_DOCUMENT PASSAGE_
============================================================
TEA Encryption

TEA (Tiny Encryption Algorithm) is a simple encryption algorithm that is meant to be simple enough to memorize. It uses a 128 bit key to encrypt 64 bits of plaintext with the following C code:

void tea_encrypt(uint32_t* v, uint32_t* k)
{
    uint32_t sum=0, i;
    uint32_t delta= 0x9e3779b9;
    for (i=0; i < 32; i++) {
        sum  += delta;
        v[0] += ((v[1]<<4) + k[0]) ^ (v[1] + sum) ^ ((v[1]>>5) + k[1]);
        v[1] += ((v[0]<<4) + k[2]) ^ (v[0] + sum) ^ ((v[0]>>5) + k[3]);
    }
}

If you're used to looking at the AES algorithm, this one probably looks extremely simple. However, it is surprisingly secure. As of 2016, very few attacks on TEA are known - the best cryptanalysis results require $2^{121.5}$ guesses against a shortened version of the algorithm! The only real weakness is that every key has three other equivalent keys - that is, there are four different keys that all give the exact same encrypted output. This is not a showstopper because $2^{126}$ keys is still too many to brute-force (it does mean the algorithm is a poor choice for certain applications such as hashes, something the XBox security missed).

In order to complete a CPA attack, we need to find some sensitive points of the algorithm. Breaking up the first round of the one-liner

v[0] += ((v[1]<<4) + k[0]) ^ (v[1] + sum) ^ ((v[1]>>5) + k[1]);

gives

uint32_t a = (v[1] << 4) + k[0]; // Attack point 1
uint32_t b = v[1] + 0x9e3779b9;  //
uint32_t c = (v[1] >> 5) + k[1]; // Attack point 2
v[0] += (a ^ b ^ c);             // Attack point 3

The three attack points here are good spots to attack because they are non-linear: addition can cause a single changed bit to carry through to several bits of the result. However, all three of these points have limitations.

This expression includes a left-shift of 4 bits, so we have no control over the bottom 4 bits. This means we cannot use CPA to recover all 32 bits of k[0] - we can only get 28 of them.
============================================================
Records of where elements show up
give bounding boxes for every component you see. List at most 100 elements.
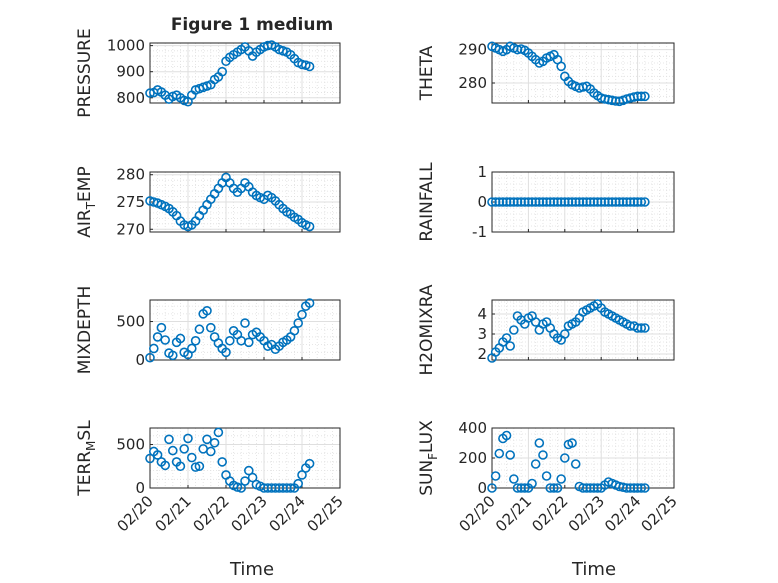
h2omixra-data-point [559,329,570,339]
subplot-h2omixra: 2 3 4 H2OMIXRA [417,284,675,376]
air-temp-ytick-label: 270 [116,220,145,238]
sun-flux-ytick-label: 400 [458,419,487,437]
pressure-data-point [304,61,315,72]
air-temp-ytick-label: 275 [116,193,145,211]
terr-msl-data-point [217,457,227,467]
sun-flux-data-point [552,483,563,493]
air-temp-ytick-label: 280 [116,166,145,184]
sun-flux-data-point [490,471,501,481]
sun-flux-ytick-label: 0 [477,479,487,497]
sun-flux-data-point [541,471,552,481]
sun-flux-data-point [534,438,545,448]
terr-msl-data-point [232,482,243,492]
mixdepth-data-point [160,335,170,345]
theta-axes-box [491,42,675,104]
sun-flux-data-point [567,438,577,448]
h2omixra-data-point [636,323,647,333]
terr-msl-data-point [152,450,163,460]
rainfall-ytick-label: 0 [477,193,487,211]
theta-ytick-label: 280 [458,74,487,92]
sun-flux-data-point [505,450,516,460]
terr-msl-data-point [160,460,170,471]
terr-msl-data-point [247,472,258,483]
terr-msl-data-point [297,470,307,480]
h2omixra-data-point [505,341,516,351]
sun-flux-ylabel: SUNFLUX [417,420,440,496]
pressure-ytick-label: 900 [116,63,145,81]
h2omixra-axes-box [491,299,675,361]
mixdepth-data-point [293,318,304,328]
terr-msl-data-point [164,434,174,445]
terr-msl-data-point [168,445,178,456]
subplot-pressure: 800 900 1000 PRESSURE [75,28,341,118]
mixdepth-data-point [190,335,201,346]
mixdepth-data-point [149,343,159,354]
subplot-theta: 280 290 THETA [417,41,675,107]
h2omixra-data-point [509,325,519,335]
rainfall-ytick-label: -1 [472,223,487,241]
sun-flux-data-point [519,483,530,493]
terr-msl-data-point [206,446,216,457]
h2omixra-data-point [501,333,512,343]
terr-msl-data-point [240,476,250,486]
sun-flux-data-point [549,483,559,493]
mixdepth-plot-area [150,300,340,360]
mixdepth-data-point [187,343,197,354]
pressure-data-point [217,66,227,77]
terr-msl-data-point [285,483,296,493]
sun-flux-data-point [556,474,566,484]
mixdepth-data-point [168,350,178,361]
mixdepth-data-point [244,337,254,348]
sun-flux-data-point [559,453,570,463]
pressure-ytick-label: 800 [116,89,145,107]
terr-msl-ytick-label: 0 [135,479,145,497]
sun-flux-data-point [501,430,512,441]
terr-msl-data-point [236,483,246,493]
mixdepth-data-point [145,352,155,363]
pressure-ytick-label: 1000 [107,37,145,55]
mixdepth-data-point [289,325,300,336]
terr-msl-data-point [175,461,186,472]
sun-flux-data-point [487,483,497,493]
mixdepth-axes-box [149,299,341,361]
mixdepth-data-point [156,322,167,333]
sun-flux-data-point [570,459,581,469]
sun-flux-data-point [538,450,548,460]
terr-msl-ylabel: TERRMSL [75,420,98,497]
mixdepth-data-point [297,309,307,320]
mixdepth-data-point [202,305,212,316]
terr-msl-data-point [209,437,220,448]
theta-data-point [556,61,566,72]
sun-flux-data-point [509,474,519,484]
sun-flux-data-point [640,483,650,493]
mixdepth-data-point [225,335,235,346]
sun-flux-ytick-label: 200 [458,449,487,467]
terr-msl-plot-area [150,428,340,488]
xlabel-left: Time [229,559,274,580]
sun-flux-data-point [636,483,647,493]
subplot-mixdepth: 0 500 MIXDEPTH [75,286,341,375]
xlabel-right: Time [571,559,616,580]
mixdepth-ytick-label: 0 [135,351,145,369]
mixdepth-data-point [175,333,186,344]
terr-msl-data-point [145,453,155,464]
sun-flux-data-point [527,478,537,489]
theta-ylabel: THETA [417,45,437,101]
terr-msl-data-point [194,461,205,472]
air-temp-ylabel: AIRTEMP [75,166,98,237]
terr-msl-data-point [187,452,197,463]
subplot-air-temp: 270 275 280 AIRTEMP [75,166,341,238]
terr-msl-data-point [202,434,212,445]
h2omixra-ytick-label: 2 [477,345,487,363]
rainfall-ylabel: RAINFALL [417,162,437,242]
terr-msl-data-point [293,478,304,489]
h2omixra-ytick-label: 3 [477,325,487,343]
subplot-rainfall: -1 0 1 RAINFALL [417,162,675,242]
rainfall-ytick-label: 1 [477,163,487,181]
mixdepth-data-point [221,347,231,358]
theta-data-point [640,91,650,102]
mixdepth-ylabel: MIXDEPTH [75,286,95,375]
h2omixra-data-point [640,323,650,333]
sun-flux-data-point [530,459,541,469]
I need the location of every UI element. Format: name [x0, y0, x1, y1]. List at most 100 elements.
============================================================
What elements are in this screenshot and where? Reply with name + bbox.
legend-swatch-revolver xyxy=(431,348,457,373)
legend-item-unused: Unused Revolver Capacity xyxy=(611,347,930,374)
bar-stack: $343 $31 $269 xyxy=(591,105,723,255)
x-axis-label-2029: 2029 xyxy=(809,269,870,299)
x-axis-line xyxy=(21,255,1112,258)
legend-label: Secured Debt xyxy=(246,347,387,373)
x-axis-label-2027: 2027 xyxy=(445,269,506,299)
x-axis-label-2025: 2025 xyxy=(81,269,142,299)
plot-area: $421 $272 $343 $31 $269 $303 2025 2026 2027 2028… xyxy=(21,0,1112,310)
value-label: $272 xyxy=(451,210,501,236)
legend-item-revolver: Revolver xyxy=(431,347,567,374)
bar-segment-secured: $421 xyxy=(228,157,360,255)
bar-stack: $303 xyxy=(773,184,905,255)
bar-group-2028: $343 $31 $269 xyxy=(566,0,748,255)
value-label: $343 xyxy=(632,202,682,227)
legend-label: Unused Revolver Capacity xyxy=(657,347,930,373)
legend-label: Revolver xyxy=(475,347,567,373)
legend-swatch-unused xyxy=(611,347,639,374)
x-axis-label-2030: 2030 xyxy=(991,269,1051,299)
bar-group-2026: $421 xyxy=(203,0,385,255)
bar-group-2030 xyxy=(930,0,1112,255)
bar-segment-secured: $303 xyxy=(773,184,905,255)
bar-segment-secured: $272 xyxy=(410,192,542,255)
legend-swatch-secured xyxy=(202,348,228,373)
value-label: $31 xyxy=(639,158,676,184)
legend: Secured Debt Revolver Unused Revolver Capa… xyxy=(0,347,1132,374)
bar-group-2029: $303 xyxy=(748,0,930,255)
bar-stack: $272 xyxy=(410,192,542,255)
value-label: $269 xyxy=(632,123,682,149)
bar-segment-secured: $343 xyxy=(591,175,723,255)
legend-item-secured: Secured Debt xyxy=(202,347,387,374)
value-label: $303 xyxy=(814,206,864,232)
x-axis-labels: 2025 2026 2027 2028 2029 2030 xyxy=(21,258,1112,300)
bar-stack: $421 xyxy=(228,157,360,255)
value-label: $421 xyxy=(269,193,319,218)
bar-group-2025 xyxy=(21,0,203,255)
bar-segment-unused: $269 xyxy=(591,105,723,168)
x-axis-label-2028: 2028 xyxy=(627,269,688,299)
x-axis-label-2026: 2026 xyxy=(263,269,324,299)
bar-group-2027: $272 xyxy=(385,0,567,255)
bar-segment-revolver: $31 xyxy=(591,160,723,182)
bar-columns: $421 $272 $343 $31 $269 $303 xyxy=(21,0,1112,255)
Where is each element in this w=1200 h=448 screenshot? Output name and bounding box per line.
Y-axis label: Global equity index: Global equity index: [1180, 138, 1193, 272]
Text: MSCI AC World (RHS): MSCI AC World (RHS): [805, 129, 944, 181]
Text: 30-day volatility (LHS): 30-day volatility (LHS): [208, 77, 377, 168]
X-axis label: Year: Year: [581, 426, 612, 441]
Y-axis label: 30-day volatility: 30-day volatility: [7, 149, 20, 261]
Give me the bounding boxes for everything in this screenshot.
============================================================
_WRITTEN PROBLEM_
Continue the passage on TEA encryption from the point where it stops. None of the entries is needed here.

_RESULT_
Similarly, this expression includes a right-shift of 5 bits, so we can only get at the bottom 27 bits.
The last XOR combines the first two results, which use both words of the key (k[0] and k[1]). This means that we can only use it if we already know some of the bits in one of these keys (ie: we can only find the first byte of k[0] if we know the first byte of k[1]).

However, this is enough information to recover both of these words. Once we know these 64 bits, the second half of the key can be recovered in exactly the same way.

Firmware

The AES SimpleSerial target was adapted to use TEA encryption instead of AES. This new target uses the exact same commands as the original SimpleSerial target:

kKEY loads KEY as the 128 bit encryption key
pPLAINTEXT loads PLAINTEXT as the 64 bit plaintext and begins the encryption routine
rRESPONSE is the reply from the target, where RESPONSE is the 64 bit ciphertext

This firmware is available in chipwhisperer/hardware/victims/firmware/simpleserial-tea. It uses the same build process as the other targets - simply run make to produce the hex file.

Capture

The setup for this capture routine will be pretty straightforward because the firmware is so close to the SimpleSerial targets we've attacked before. Only a small number of modifications need to be made to adapt the capture script for TEA.

First, run the AES SimpleSerial example script (Project > Example Scripts > ChipWhisperer-Lite: AES SimpleSerial on XMEGA). This will connect to the hardware and prepare most of the settings.
Open the programmer (Tools > CW-Lite XMEGA Programmer) and find the hex file that we made in the previous section. Flash this program onto the target.
Under Target Settings, change the Input Length and Output Length from 16 to 8 bytes to match the TEA code (64 bit plaintext and ciphertext).
Under Scope Settings, change the trigger offset to 0 samples.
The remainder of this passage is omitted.